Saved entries
+===+
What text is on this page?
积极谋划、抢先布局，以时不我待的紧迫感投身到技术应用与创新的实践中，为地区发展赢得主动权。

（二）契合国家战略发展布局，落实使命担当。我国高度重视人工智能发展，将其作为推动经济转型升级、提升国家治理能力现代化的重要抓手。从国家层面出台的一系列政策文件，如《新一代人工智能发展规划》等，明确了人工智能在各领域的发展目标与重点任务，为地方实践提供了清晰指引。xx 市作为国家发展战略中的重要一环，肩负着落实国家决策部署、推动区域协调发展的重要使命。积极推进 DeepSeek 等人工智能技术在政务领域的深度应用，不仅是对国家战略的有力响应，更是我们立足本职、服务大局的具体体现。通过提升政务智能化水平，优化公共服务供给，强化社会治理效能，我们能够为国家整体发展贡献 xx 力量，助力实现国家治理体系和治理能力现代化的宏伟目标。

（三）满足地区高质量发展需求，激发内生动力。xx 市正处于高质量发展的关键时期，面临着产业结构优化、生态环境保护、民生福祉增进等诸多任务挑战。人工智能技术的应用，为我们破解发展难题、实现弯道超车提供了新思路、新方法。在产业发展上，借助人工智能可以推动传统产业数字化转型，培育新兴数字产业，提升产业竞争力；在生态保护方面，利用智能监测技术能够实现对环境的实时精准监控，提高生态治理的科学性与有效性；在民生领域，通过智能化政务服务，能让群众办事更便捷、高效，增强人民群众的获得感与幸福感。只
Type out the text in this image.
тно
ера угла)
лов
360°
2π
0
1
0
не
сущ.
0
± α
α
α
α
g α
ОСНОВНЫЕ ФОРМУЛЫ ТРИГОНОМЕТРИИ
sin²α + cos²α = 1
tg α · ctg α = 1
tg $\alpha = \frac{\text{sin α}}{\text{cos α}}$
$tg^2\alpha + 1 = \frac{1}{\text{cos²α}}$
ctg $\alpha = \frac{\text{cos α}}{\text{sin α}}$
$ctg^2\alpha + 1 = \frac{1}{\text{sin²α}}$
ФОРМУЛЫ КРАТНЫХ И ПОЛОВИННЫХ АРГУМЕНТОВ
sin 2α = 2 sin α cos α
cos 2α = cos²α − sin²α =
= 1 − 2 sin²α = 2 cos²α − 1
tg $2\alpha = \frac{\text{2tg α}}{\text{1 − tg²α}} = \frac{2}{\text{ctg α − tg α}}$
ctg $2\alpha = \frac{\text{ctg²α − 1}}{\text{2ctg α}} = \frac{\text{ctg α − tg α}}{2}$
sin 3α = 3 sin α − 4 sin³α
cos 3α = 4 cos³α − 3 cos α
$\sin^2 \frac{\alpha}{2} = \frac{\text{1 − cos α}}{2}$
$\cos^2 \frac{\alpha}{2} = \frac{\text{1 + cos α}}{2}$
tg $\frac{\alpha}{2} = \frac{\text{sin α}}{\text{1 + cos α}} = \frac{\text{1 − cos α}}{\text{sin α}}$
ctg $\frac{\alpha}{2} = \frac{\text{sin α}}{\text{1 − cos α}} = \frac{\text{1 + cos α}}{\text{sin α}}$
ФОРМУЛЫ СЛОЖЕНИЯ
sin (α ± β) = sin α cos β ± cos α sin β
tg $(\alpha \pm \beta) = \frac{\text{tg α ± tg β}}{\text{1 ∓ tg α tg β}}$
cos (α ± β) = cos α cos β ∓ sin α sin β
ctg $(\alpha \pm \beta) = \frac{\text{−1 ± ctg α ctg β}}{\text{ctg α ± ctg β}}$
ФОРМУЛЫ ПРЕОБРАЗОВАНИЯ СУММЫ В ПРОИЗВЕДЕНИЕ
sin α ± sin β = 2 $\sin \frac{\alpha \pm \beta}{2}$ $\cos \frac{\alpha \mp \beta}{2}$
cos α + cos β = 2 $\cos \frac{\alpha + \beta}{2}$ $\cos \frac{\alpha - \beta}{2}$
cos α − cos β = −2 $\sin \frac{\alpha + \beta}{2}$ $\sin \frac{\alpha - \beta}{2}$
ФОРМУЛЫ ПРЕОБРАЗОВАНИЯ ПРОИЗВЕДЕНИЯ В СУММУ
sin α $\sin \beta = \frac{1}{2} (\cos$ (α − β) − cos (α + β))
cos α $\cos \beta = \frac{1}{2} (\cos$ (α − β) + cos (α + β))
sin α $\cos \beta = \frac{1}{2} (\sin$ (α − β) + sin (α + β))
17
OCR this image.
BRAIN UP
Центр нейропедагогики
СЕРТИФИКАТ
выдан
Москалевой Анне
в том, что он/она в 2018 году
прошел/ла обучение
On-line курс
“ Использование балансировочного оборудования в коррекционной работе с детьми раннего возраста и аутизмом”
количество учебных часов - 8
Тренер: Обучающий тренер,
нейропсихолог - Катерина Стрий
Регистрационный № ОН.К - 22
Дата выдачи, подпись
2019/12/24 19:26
+===+
▶ [Given task] Write out all the entries exactly.

▶ [Correct result]
What text is on this page?
积极谋划、抢先布局，以时不我待的紧迫感投身到技术应用与创新的实践中，为地区发展赢得主动权。

（二）契合国家战略发展布局，落实使命担当。我国高度重视人工智能发展，将其作为推动经济转型升级、提升国家治理能力现代化的重要抓手。从国家层面出台的一系列政策文件，如《新一代人工智能发展规划》等，明确了人工智能在各领域的发展目标与重点任务，为地方实践提供了清晰指引。xx 市作为国家发展战略中的重要一环，肩负着落实国家决策部署、推动区域协调发展的重要使命。积极推进 DeepSeek 等人工智能技术在政务领域的深度应用，不仅是对国家战略的有力响应，更是我们立足本职、服务大局的具体体现。通过提升政务智能化水平，优化公共服务供给，强化社会治理效能，我们能够为国家整体发展贡献 xx 力量，助力实现国家治理体系和治理能力现代化的宏伟目标。

（三）满足地区高质量发展需求，激发内生动力。xx 市正处于高质量发展的关键时期，面临着产业结构优化、生态环境保护、民生福祉增进等诸多任务挑战。人工智能技术的应用，为我们破解发展难题、实现弯道超车提供了新思路、新方法。在产业发展上，借助人工智能可以推动传统产业数字化转型，培育新兴数字产业，提升产业竞争力；在生态保护方面，利用智能监测技术能够实现对环境的实时精准监控，提高生态治理的科学性与有效性；在民生领域，通过智能化政务服务，能让群众办事更便捷、高效，增强人民群众的获得感与幸福感。只
Type out the text in this image.
тно
ера угла)
лов
360°
2π
0
1
0
не
сущ.
0
± α
α
α
α
g α
ОСНОВНЫЕ ФОРМУЛЫ ТРИГОНОМЕТРИИ
sin²α + cos²α = 1
tg α · ctg α = 1
tg $\alpha = \frac{\text{sin α}}{\text{cos α}}$
$tg^2\alpha + 1 = \frac{1}{\text{cos²α}}$
ctg $\alpha = \frac{\text{cos α}}{\text{sin α}}$
$ctg^2\alpha + 1 = \frac{1}{\text{sin²α}}$
ФОРМУЛЫ КРАТНЫХ И ПОЛОВИННЫХ АРГУМЕНТОВ
sin 2α = 2 sin α cos α
cos 2α = cos²α − sin²α =
= 1 − 2 sin²α = 2 cos²α − 1
tg $2\alpha = \frac{\text{2tg α}}{\text{1 − tg²α}} = \frac{2}{\text{ctg α − tg α}}$
ctg $2\alpha = \frac{\text{ctg²α − 1}}{\text{2ctg α}} = \frac{\text{ctg α − tg α}}{2}$
sin 3α = 3 sin α − 4 sin³α
cos 3α = 4 cos³α − 3 cos α
$\sin^2 \frac{\alpha}{2} = \frac{\text{1 − cos α}}{2}$
$\cos^2 \frac{\alpha}{2} = \frac{\text{1 + cos α}}{2}$
tg $\frac{\alpha}{2} = \frac{\text{sin α}}{\text{1 + cos α}} = \frac{\text{1 − cos α}}{\text{sin α}}$
ctg $\frac{\alpha}{2} = \frac{\text{sin α}}{\text{1 − cos α}} = \frac{\text{1 + cos α}}{\text{sin α}}$
ФОРМУЛЫ СЛОЖЕНИЯ
sin (α ± β) = sin α cos β ± cos α sin β
tg $(\alpha \pm \beta) = \frac{\text{tg α ± tg β}}{\text{1 ∓ tg α tg β}}$
cos (α ± β) = cos α cos β ∓ sin α sin β
ctg $(\alpha \pm \beta) = \frac{\text{−1 ± ctg α ctg β}}{\text{ctg α ± ctg β}}$
ФОРМУЛЫ ПРЕОБРАЗОВАНИЯ СУММЫ В ПРОИЗВЕДЕНИЕ
sin α ± sin β = 2 $\sin \frac{\alpha \pm \beta}{2}$ $\cos \frac{\alpha \mp \beta}{2}$
cos α + cos β = 2 $\cos \frac{\alpha + \beta}{2}$ $\cos \frac{\alpha - \beta}{2}$
cos α − cos β = −2 $\sin \frac{\alpha + \beta}{2}$ $\sin \frac{\alpha - \beta}{2}$
ФОРМУЛЫ ПРЕОБРАЗОВАНИЯ ПРОИЗВЕДЕНИЯ В СУММУ
sin α $\sin \beta = \frac{1}{2} (\cos$ (α − β) − cos (α + β))
cos α $\cos \beta = \frac{1}{2} (\cos$ (α − β) + cos (α + β))
sin α $\cos \beta = \frac{1}{2} (\sin$ (α − β) + sin (α + β))
17
OCR this image.
BRAIN UP
Центр нейропедагогики
СЕРТИФИКАТ
выдан
Москалевой Анне
в том, что он/она в 2018 году
прошел/ла обучение
On-line курс
“ Использование балансировочного оборудования в коррекционной работе с детьми раннего возраста и аутизмом”
количество учебных часов - 8
Тренер: Обучающий тренер,
нейропсихолог - Катерина Стрий
Регистрационный № ОН.К - 22
Дата выдачи, подпись
2019/12/24 19:26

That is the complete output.